* **Directions for this task**
Lines that contain the string "detached" are to be copied; leave out all others.
· · · · · · ·
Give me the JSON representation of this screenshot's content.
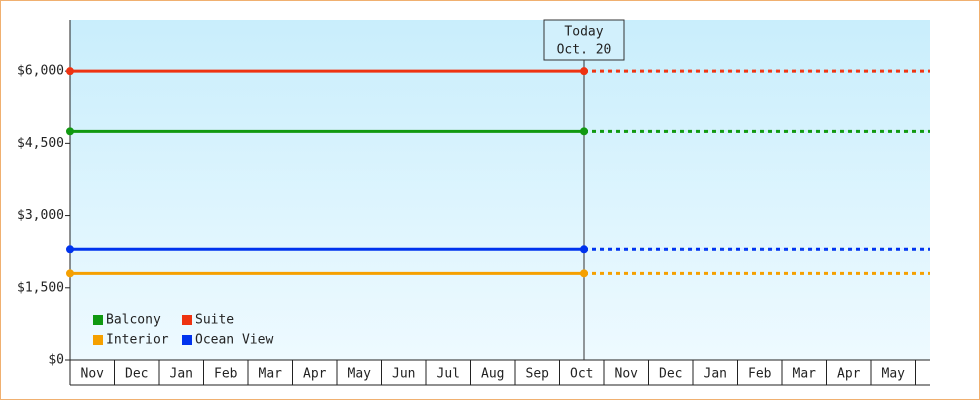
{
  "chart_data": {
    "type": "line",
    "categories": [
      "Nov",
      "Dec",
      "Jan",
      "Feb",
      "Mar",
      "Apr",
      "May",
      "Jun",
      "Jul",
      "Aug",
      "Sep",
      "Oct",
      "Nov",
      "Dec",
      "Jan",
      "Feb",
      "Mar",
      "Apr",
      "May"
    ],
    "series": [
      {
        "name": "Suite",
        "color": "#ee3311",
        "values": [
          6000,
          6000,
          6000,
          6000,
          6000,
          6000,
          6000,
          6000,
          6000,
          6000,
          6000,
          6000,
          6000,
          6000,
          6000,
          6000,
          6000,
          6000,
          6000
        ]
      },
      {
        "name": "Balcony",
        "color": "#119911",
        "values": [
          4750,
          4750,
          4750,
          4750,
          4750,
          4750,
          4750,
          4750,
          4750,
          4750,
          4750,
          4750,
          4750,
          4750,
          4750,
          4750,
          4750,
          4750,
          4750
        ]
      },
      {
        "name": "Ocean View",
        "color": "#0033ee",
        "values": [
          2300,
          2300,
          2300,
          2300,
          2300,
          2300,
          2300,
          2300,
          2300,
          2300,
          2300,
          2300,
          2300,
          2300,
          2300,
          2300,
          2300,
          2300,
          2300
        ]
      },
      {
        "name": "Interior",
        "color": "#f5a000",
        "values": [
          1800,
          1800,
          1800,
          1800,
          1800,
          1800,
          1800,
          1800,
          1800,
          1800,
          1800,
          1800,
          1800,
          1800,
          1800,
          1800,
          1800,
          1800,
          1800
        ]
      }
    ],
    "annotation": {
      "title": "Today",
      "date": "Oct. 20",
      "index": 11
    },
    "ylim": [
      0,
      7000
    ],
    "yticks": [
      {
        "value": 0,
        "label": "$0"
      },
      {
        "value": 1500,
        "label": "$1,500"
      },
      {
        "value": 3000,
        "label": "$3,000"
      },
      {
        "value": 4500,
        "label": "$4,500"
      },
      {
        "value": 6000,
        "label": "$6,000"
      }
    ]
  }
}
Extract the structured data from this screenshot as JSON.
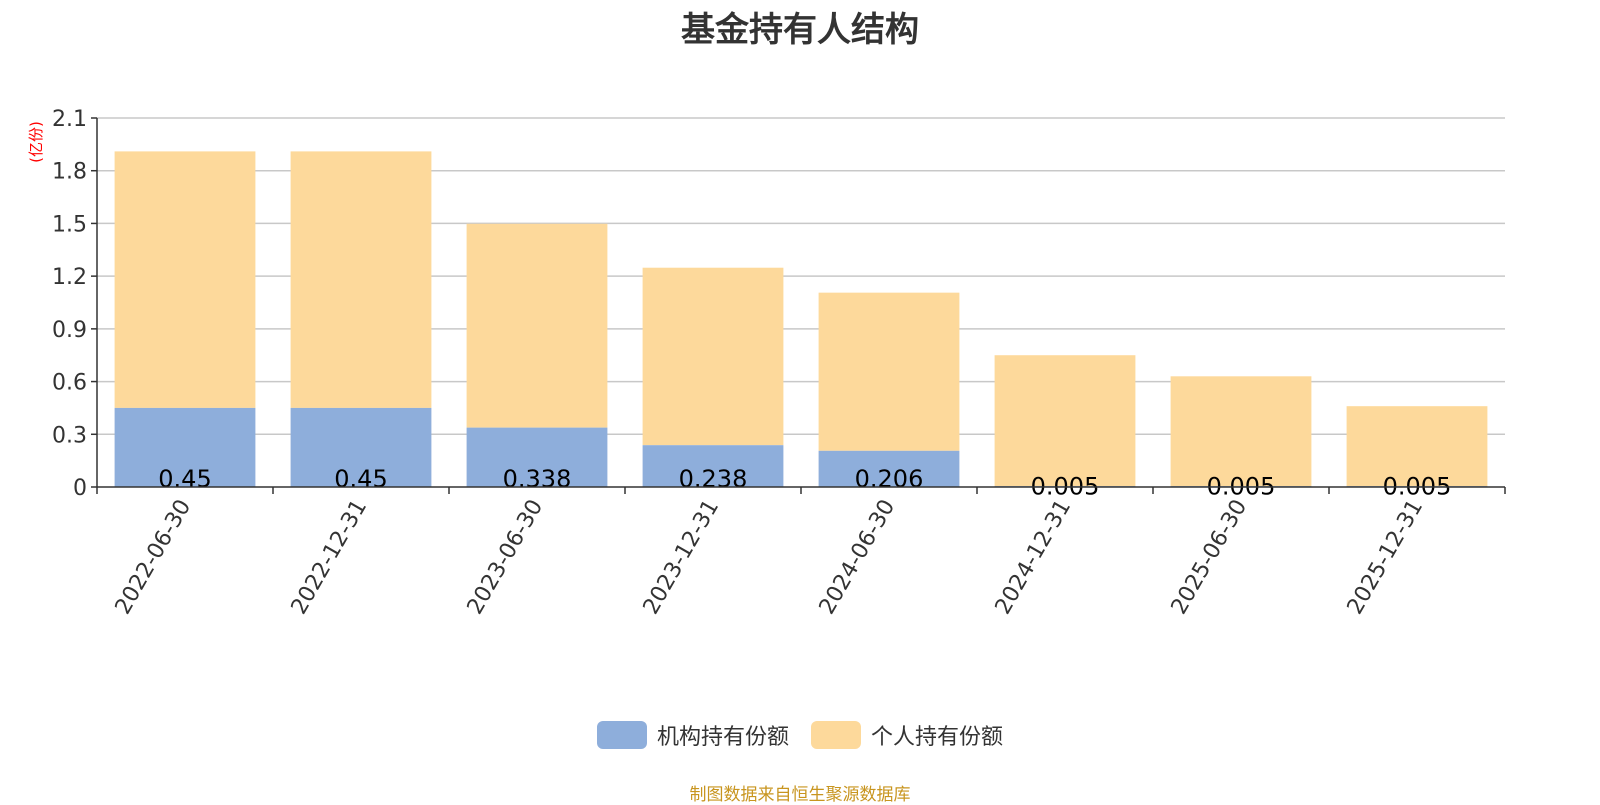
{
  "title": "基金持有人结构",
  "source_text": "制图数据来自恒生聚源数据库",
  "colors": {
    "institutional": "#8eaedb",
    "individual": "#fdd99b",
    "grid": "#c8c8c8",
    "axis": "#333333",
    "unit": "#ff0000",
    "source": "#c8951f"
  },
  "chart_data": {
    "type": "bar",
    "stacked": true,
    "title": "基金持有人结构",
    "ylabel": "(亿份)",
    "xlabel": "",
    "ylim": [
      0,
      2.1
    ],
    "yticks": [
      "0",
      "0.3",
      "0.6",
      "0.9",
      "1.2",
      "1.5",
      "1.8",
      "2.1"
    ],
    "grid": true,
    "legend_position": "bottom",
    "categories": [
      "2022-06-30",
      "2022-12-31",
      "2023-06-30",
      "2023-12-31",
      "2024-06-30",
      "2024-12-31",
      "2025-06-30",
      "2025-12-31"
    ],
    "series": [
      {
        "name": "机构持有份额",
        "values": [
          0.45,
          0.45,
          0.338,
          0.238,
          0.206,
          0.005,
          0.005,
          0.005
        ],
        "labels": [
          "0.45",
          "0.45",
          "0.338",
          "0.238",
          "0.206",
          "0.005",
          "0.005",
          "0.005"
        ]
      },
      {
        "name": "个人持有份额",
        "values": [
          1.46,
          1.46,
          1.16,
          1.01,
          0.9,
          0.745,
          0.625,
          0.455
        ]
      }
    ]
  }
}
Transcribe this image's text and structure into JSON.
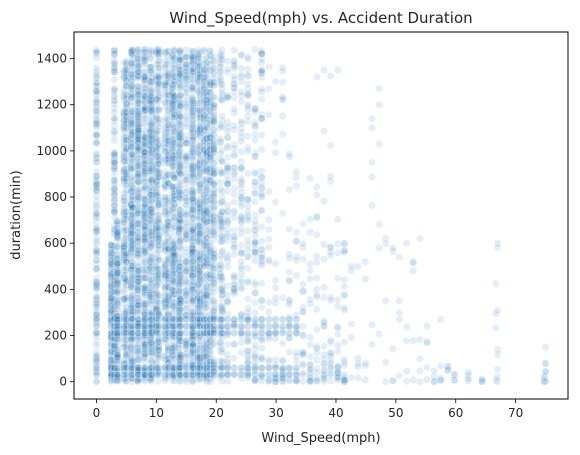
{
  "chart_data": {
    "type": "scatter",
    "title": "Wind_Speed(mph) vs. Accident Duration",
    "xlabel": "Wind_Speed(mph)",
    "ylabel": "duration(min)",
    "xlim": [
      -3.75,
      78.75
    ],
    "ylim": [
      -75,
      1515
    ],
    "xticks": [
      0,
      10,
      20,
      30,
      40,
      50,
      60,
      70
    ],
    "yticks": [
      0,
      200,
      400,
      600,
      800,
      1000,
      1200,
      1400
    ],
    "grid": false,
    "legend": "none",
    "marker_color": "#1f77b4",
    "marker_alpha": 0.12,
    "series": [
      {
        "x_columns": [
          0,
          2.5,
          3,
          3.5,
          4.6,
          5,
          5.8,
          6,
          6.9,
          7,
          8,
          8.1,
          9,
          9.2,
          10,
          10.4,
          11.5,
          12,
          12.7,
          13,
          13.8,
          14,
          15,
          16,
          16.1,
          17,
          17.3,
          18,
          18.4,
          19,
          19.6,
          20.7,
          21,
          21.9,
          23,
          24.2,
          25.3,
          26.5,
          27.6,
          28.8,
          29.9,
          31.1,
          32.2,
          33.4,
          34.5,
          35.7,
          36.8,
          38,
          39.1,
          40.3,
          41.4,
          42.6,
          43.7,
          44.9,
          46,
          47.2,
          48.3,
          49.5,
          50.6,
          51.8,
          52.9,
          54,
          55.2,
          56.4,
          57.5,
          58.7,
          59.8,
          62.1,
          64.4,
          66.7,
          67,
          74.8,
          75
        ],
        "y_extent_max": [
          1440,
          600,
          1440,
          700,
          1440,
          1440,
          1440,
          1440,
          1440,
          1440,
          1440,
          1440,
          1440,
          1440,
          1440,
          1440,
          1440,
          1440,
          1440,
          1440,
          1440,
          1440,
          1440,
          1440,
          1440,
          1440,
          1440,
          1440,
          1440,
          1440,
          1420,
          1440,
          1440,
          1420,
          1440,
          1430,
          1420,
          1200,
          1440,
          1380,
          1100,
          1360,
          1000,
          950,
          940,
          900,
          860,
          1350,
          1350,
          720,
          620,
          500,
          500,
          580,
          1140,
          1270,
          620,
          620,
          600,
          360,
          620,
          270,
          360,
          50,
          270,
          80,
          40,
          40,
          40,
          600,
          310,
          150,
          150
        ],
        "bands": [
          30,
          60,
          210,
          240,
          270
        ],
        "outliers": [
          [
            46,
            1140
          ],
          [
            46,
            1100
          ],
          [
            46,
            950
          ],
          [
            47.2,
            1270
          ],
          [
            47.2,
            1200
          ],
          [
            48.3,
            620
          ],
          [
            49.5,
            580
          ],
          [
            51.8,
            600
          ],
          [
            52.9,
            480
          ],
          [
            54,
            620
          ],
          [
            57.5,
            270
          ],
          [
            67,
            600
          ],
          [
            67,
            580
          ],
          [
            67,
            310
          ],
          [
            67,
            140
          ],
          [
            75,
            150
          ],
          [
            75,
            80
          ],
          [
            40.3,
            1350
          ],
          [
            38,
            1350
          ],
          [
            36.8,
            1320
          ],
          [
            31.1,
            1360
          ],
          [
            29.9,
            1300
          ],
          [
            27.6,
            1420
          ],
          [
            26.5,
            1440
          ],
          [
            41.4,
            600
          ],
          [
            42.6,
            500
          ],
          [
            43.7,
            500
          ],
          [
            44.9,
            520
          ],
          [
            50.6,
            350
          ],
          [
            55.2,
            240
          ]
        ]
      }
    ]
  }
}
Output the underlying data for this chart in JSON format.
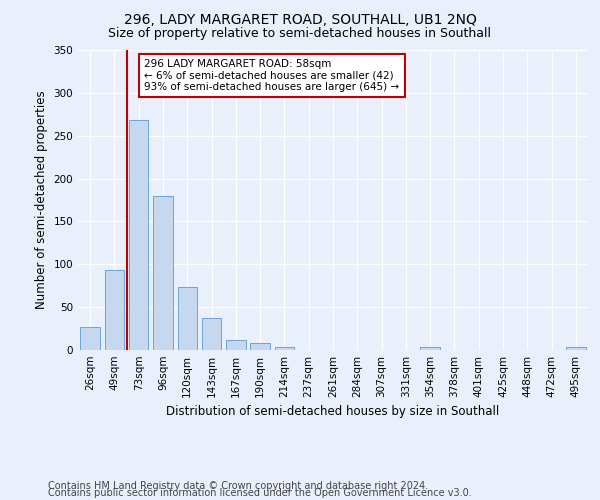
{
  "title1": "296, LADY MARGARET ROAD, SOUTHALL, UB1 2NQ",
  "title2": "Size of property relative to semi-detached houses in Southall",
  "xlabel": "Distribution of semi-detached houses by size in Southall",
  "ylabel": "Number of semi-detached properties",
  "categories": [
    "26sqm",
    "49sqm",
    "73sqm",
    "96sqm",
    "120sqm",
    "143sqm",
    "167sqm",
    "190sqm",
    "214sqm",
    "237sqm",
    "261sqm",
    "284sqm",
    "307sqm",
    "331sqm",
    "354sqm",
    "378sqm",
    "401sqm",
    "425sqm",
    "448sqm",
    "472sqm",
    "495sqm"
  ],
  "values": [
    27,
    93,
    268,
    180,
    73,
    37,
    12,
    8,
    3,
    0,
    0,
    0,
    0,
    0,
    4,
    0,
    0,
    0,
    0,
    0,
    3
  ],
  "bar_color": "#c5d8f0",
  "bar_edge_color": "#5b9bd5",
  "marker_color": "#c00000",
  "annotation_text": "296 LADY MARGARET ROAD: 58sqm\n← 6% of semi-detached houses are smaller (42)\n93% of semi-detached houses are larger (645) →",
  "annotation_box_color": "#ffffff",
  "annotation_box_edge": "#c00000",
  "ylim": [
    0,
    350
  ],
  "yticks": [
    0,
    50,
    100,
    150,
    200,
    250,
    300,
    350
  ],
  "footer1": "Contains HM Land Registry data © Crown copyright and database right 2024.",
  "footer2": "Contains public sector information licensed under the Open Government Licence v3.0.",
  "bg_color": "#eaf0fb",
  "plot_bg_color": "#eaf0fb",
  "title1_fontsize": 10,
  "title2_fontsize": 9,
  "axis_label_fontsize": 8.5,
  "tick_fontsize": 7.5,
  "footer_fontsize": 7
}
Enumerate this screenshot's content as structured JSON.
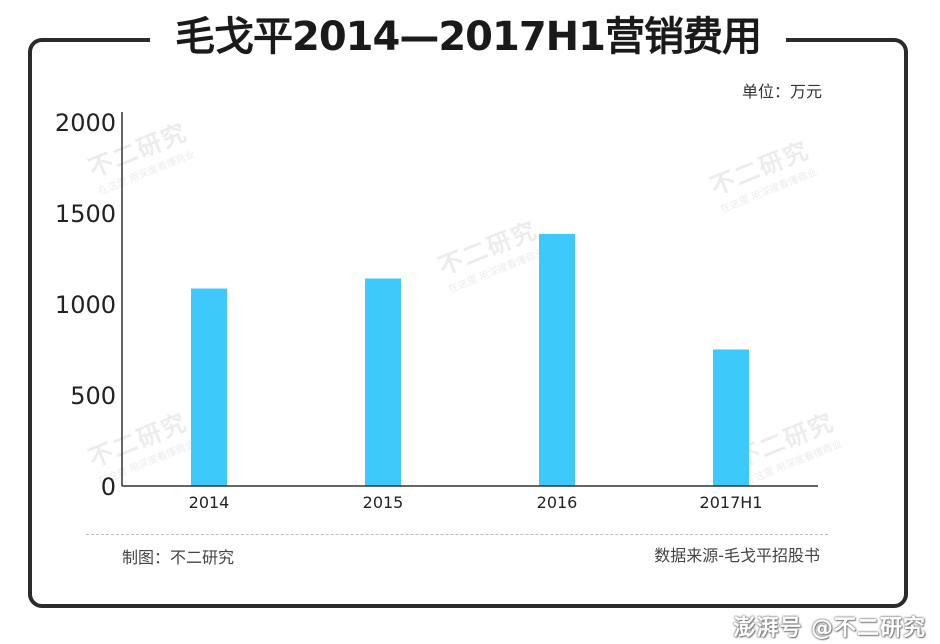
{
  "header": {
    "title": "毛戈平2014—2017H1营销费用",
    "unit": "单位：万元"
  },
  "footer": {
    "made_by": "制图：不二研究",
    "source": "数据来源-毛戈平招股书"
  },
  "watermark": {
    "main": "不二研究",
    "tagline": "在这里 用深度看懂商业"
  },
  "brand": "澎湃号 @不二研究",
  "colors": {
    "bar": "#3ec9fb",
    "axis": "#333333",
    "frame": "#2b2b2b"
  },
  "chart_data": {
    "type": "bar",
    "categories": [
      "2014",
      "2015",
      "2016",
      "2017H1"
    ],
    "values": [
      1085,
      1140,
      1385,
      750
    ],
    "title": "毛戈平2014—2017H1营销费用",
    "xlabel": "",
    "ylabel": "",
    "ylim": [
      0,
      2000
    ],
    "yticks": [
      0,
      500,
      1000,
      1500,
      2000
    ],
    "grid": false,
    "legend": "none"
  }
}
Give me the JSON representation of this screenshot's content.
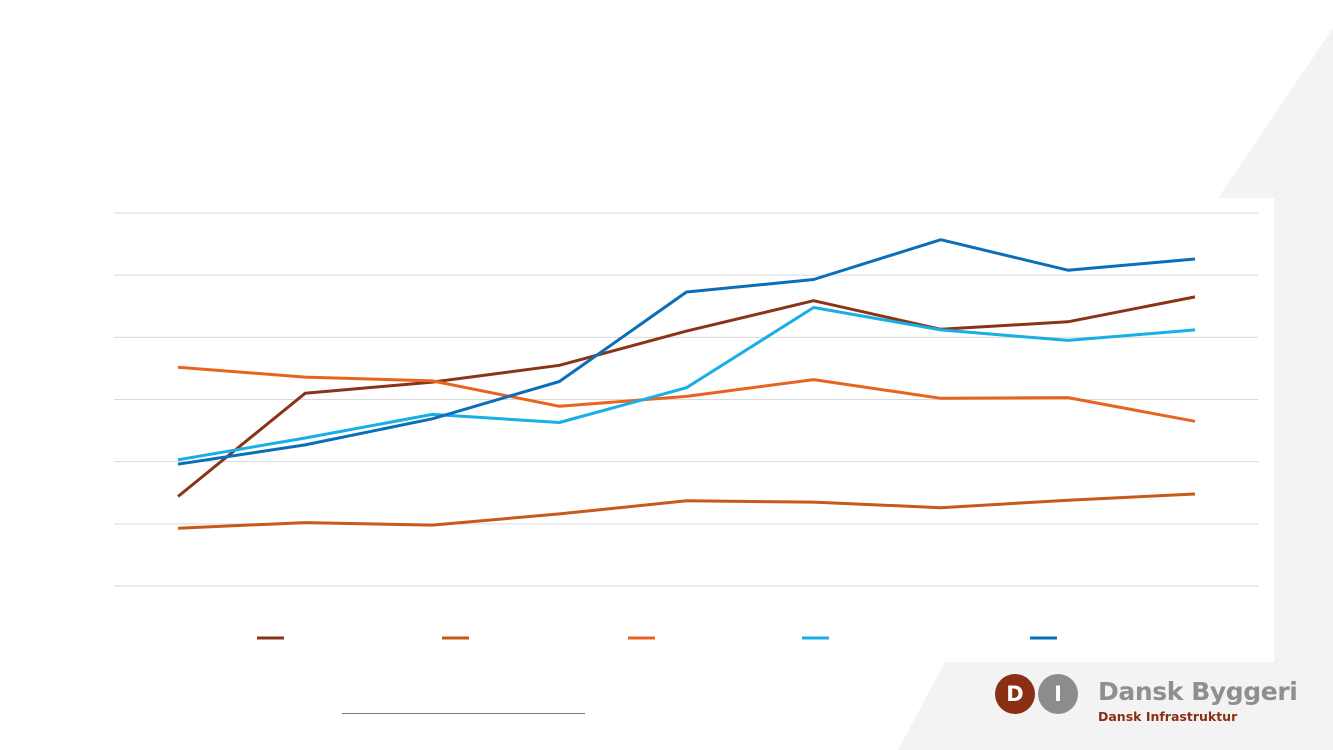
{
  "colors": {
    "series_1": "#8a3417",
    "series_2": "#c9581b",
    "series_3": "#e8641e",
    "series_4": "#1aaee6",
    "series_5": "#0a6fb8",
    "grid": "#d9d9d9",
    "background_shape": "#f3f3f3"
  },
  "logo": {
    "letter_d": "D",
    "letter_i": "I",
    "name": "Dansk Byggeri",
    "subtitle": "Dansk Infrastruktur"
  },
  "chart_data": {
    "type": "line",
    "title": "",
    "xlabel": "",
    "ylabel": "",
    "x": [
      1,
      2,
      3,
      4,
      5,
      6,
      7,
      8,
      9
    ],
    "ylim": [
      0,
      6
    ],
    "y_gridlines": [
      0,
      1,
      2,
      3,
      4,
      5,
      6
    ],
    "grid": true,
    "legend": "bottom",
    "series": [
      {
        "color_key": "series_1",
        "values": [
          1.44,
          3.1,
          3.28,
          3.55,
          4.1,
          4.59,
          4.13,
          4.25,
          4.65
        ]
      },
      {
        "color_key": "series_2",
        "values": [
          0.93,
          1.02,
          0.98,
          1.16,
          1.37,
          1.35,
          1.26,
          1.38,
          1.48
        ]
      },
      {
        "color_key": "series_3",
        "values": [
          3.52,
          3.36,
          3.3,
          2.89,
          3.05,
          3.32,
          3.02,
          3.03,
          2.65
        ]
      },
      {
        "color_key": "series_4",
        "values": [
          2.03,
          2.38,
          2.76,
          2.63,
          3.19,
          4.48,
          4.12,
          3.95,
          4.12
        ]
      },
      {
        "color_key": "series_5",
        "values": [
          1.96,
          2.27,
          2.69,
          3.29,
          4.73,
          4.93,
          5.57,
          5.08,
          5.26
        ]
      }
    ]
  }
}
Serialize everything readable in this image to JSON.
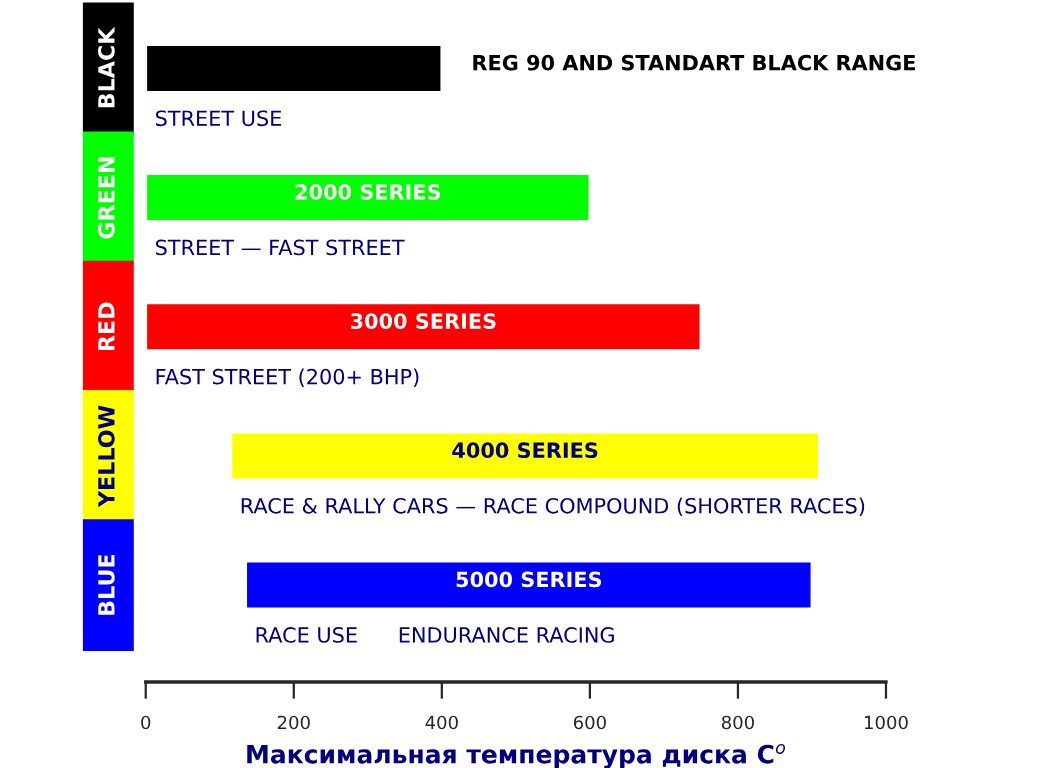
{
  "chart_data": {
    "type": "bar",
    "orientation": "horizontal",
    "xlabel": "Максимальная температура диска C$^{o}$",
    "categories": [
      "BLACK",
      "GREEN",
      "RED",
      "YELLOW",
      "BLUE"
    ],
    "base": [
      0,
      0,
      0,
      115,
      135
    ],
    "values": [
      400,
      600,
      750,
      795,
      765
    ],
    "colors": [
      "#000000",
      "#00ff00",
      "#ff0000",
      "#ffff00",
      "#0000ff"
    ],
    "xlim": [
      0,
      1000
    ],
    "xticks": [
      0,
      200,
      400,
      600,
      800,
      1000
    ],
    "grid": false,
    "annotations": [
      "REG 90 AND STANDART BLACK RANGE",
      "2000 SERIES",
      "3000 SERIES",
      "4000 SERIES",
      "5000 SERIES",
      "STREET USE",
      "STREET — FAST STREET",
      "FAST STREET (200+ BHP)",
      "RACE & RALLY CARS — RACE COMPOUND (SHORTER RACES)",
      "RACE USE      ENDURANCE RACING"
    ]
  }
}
· · · · · · ·
* **Output for this task**
  "title2": "Size of property relative to semi-detached houses in Southall",
  "xlabel": "Distribution of semi-detached houses by size in Southall",
  "ylabel": "Number of semi-detached properties",
  "annotation_text": "296 LADY MARGARET ROAD: 58sqm\n← 6% of semi-detached houses are smaller (42)\n93% of semi-detached houses are larger (645) →",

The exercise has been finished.